## INPUT FOR THIS TASK
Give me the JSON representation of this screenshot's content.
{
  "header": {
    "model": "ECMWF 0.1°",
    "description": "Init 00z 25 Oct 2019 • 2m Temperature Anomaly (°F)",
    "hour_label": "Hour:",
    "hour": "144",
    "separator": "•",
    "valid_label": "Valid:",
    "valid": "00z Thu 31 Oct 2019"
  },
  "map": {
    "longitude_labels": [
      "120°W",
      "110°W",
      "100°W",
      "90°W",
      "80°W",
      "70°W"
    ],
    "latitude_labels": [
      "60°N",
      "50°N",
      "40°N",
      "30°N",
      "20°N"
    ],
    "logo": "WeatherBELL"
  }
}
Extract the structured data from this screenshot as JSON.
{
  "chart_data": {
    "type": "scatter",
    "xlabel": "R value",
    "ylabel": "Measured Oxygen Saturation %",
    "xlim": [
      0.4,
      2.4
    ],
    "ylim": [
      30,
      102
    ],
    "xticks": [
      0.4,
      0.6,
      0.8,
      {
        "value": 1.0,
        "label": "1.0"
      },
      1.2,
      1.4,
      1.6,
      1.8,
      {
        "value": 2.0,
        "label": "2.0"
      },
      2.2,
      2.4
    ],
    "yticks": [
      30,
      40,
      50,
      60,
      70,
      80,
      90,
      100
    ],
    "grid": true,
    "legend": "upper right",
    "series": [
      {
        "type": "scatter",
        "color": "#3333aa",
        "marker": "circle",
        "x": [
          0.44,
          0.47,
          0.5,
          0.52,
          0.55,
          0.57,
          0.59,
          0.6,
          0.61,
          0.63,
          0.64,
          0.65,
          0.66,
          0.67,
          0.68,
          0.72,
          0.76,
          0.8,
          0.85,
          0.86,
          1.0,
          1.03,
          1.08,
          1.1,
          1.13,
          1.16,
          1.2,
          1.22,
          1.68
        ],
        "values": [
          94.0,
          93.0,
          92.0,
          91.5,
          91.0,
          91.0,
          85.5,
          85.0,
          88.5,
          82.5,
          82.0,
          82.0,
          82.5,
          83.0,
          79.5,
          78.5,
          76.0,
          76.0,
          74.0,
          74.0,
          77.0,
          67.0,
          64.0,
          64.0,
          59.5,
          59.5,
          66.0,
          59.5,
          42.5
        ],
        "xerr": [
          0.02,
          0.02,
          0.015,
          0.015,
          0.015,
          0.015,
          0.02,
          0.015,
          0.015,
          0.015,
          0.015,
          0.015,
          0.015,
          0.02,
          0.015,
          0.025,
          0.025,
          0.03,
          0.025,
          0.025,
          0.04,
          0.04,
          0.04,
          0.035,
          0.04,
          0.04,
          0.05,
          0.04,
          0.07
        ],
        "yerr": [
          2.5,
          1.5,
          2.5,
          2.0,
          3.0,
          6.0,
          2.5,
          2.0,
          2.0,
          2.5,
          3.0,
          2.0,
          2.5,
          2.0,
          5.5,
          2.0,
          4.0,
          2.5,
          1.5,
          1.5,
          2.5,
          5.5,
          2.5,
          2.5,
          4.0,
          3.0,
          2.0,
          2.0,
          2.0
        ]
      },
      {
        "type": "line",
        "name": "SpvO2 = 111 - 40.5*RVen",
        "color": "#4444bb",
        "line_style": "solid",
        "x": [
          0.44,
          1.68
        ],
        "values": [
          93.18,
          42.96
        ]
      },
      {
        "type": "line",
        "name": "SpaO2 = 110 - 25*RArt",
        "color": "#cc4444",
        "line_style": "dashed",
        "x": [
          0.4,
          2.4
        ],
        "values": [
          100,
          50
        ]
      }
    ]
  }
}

## YOUR GOAL
Repeat the listing in full, keeping every line exactly as it is.

## ANSWER TO THIS PROBLEM
Give me the JSON representation of this screenshot's content.
{
  "header": {
    "model": "ECMWF 0.1°",
    "description": "Init 00z 25 Oct 2019 • 2m Temperature Anomaly (°F)",
    "hour_label": "Hour:",
    "hour": "144",
    "separator": "•",
    "valid_label": "Valid:",
    "valid": "00z Thu 31 Oct 2019"
  },
  "map": {
    "longitude_labels": [
      "120°W",
      "110°W",
      "100°W",
      "90°W",
      "80°W",
      "70°W"
    ],
    "latitude_labels": [
      "60°N",
      "50°N",
      "40°N",
      "30°N",
      "20°N"
    ],
    "logo": "WeatherBELL"
  }
}
Extract the structured data from this screenshot as JSON.
{
  "chart_data": {
    "type": "scatter",
    "xlabel": "R value",
    "ylabel": "Measured Oxygen Saturation %",
    "xlim": [
      0.4,
      2.4
    ],
    "ylim": [
      30,
      102
    ],
    "xticks": [
      0.4,
      0.6,
      0.8,
      {
        "value": 1.0,
        "label": "1.0"
      },
      1.2,
      1.4,
      1.6,
      1.8,
      {
        "value": 2.0,
        "label": "2.0"
      },
      2.2,
      2.4
    ],
    "yticks": [
      30,
      40,
      50,
      60,
      70,
      80,
      90,
      100
    ],
    "grid": true,
    "legend": "upper right",
    "series": [
      {
        "type": "scatter",
        "color": "#3333aa",
        "marker": "circle",
        "x": [
          0.44,
          0.47,
          0.5,
          0.52,
          0.55,
          0.57,
          0.59,
          0.6,
          0.61,
          0.63,
          0.64,
          0.65,
          0.66,
          0.67,
          0.68,
          0.72,
          0.76,
          0.8,
          0.85,
          0.86,
          1.0,
          1.03,
          1.08,
          1.1,
          1.13,
          1.16,
          1.2,
          1.22,
          1.68
        ],
        "values": [
          94.0,
          93.0,
          92.0,
          91.5,
          91.0,
          91.0,
          85.5,
          85.0,
          88.5,
          82.5,
          82.0,
          82.0,
          82.5,
          83.0,
          79.5,
          78.5,
          76.0,
          76.0,
          74.0,
          74.0,
          77.0,
          67.0,
          64.0,
          64.0,
          59.5,
          59.5,
          66.0,
          59.5,
          42.5
        ],
        "xerr": [
          0.02,
          0.02,
          0.015,
          0.015,
          0.015,
          0.015,
          0.02,
          0.015,
          0.015,
          0.015,
          0.015,
          0.015,
          0.015,
          0.02,
          0.015,
          0.025,
          0.025,
          0.03,
          0.025,
          0.025,
          0.04,
          0.04,
          0.04,
          0.035,
          0.04,
          0.04,
          0.05,
          0.04,
          0.07
        ],
        "yerr": [
          2.5,
          1.5,
          2.5,
          2.0,
          3.0,
          6.0,
          2.5,
          2.0,
          2.0,
          2.5,
          3.0,
          2.0,
          2.5,
          2.0,
          5.5,
          2.0,
          4.0,
          2.5,
          1.5,
          1.5,
          2.5,
          5.5,
          2.5,
          2.5,
          4.0,
          3.0,
          2.0,
          2.0,
          2.0
        ]
      },
      {
        "type": "line",
        "name": "SpvO2 = 111 - 40.5*RVen",
        "color": "#4444bb",
        "line_style": "solid",
        "x": [
          0.44,
          1.68
        ],
        "values": [
          93.18,
          42.96
        ]
      },
      {
        "type": "line",
        "name": "SpaO2 = 110 - 25*RArt",
        "color": "#cc4444",
        "line_style": "dashed",
        "x": [
          0.4,
          2.4
        ],
        "values": [
          100,
          50
        ]
      }
    ]
  }
}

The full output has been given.